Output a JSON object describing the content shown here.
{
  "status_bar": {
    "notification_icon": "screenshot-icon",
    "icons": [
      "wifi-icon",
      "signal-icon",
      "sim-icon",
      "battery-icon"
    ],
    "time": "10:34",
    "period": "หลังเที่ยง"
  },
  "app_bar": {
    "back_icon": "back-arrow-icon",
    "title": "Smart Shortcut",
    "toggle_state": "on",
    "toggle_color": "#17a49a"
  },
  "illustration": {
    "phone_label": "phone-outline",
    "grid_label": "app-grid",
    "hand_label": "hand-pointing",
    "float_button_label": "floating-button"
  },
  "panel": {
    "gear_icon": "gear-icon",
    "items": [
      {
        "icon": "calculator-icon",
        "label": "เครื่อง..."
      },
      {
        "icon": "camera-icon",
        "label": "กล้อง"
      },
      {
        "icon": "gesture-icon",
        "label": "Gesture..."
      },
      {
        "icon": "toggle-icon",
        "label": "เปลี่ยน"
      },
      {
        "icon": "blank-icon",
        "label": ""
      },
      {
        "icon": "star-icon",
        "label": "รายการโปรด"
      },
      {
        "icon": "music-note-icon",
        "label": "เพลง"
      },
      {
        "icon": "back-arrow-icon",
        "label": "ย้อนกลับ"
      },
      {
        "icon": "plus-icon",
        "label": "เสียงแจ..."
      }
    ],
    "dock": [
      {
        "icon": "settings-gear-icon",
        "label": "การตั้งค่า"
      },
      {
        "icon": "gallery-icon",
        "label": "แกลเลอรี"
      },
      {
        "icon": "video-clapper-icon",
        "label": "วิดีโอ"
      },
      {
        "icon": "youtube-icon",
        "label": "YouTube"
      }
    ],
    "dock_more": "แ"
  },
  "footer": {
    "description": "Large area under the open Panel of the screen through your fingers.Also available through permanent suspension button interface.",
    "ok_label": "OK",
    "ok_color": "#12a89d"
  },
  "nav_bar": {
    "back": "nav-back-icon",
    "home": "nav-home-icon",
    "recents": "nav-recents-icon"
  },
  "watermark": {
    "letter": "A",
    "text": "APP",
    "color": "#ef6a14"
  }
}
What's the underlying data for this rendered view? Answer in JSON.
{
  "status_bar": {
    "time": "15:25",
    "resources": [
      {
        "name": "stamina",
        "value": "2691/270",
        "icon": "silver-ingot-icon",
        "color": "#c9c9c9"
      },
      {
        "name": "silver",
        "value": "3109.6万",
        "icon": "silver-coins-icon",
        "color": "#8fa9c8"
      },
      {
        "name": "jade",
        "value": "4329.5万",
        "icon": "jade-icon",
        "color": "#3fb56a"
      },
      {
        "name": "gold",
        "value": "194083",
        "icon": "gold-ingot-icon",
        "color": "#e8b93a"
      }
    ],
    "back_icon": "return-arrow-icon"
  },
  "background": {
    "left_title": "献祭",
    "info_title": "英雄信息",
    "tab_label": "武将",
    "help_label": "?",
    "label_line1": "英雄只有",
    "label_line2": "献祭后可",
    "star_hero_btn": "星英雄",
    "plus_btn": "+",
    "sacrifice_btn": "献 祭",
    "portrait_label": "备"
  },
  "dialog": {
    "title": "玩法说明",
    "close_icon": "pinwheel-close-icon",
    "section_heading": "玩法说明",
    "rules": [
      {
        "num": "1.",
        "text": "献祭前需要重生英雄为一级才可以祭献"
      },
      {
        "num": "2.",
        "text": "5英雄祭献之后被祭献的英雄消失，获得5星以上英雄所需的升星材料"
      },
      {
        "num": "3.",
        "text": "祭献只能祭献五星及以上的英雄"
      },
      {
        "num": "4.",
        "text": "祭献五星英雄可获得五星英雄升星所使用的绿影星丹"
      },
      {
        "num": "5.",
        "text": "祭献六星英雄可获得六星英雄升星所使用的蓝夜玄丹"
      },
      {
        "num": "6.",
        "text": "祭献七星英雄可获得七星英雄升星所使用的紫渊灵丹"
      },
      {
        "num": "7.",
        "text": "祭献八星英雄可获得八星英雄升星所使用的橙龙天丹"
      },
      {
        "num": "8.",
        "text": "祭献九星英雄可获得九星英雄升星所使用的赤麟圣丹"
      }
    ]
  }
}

■ ■ ■ ■ ■ ■ ■

PROBLEM TO WORK ON >> Output all of the material exactly as written.

RESPONSE >>
Output a JSON object describing the content shown here.
{
  "status_bar": {
    "notification_icon": "screenshot-icon",
    "icons": [
      "wifi-icon",
      "signal-icon",
      "sim-icon",
      "battery-icon"
    ],
    "time": "10:34",
    "period": "หลังเที่ยง"
  },
  "app_bar": {
    "back_icon": "back-arrow-icon",
    "title": "Smart Shortcut",
    "toggle_state": "on",
    "toggle_color": "#17a49a"
  },
  "illustration": {
    "phone_label": "phone-outline",
    "grid_label": "app-grid",
    "hand_label": "hand-pointing",
    "float_button_label": "floating-button"
  },
  "panel": {
    "gear_icon": "gear-icon",
    "items": [
      {
        "icon": "calculator-icon",
        "label": "เครื่อง..."
      },
      {
        "icon": "camera-icon",
        "label": "กล้อง"
      },
      {
        "icon": "gesture-icon",
        "label": "Gesture..."
      },
      {
        "icon": "toggle-icon",
        "label": "เปลี่ยน"
      },
      {
        "icon": "blank-icon",
        "label": ""
      },
      {
        "icon": "star-icon",
        "label": "รายการโปรด"
      },
      {
        "icon": "music-note-icon",
        "label": "เพลง"
      },
      {
        "icon": "back-arrow-icon",
        "label": "ย้อนกลับ"
      },
      {
        "icon": "plus-icon",
        "label": "เสียงแจ..."
      }
    ],
    "dock": [
      {
        "icon": "settings-gear-icon",
        "label": "การตั้งค่า"
      },
      {
        "icon": "gallery-icon",
        "label": "แกลเลอรี"
      },
      {
        "icon": "video-clapper-icon",
        "label": "วิดีโอ"
      },
      {
        "icon": "youtube-icon",
        "label": "YouTube"
      }
    ],
    "dock_more": "แ"
  },
  "footer": {
    "description": "Large area under the open Panel of the screen through your fingers.Also available through permanent suspension button interface.",
    "ok_label": "OK",
    "ok_color": "#12a89d"
  },
  "nav_bar": {
    "back": "nav-back-icon",
    "home": "nav-home-icon",
    "recents": "nav-recents-icon"
  },
  "watermark": {
    "letter": "A",
    "text": "APP",
    "color": "#ef6a14"
  }
}
What's the underlying data for this rendered view? Answer in JSON.
{
  "status_bar": {
    "time": "15:25",
    "resources": [
      {
        "name": "stamina",
        "value": "2691/270",
        "icon": "silver-ingot-icon",
        "color": "#c9c9c9"
      },
      {
        "name": "silver",
        "value": "3109.6万",
        "icon": "silver-coins-icon",
        "color": "#8fa9c8"
      },
      {
        "name": "jade",
        "value": "4329.5万",
        "icon": "jade-icon",
        "color": "#3fb56a"
      },
      {
        "name": "gold",
        "value": "194083",
        "icon": "gold-ingot-icon",
        "color": "#e8b93a"
      }
    ],
    "back_icon": "return-arrow-icon"
  },
  "background": {
    "left_title": "献祭",
    "info_title": "英雄信息",
    "tab_label": "武将",
    "help_label": "?",
    "label_line1": "英雄只有",
    "label_line2": "献祭后可",
    "star_hero_btn": "星英雄",
    "plus_btn": "+",
    "sacrifice_btn": "献 祭",
    "portrait_label": "备"
  },
  "dialog": {
    "title": "玩法说明",
    "close_icon": "pinwheel-close-icon",
    "section_heading": "玩法说明",
    "rules": [
      {
        "num": "1.",
        "text": "献祭前需要重生英雄为一级才可以祭献"
      },
      {
        "num": "2.",
        "text": "5英雄祭献之后被祭献的英雄消失，获得5星以上英雄所需的升星材料"
      },
      {
        "num": "3.",
        "text": "祭献只能祭献五星及以上的英雄"
      },
      {
        "num": "4.",
        "text": "祭献五星英雄可获得五星英雄升星所使用的绿影星丹"
      },
      {
        "num": "5.",
        "text": "祭献六星英雄可获得六星英雄升星所使用的蓝夜玄丹"
      },
      {
        "num": "6.",
        "text": "祭献七星英雄可获得七星英雄升星所使用的紫渊灵丹"
      },
      {
        "num": "7.",
        "text": "祭献八星英雄可获得八星英雄升星所使用的橙龙天丹"
      },
      {
        "num": "8.",
        "text": "祭献九星英雄可获得九星英雄升星所使用的赤麟圣丹"
      }
    ]
  }
}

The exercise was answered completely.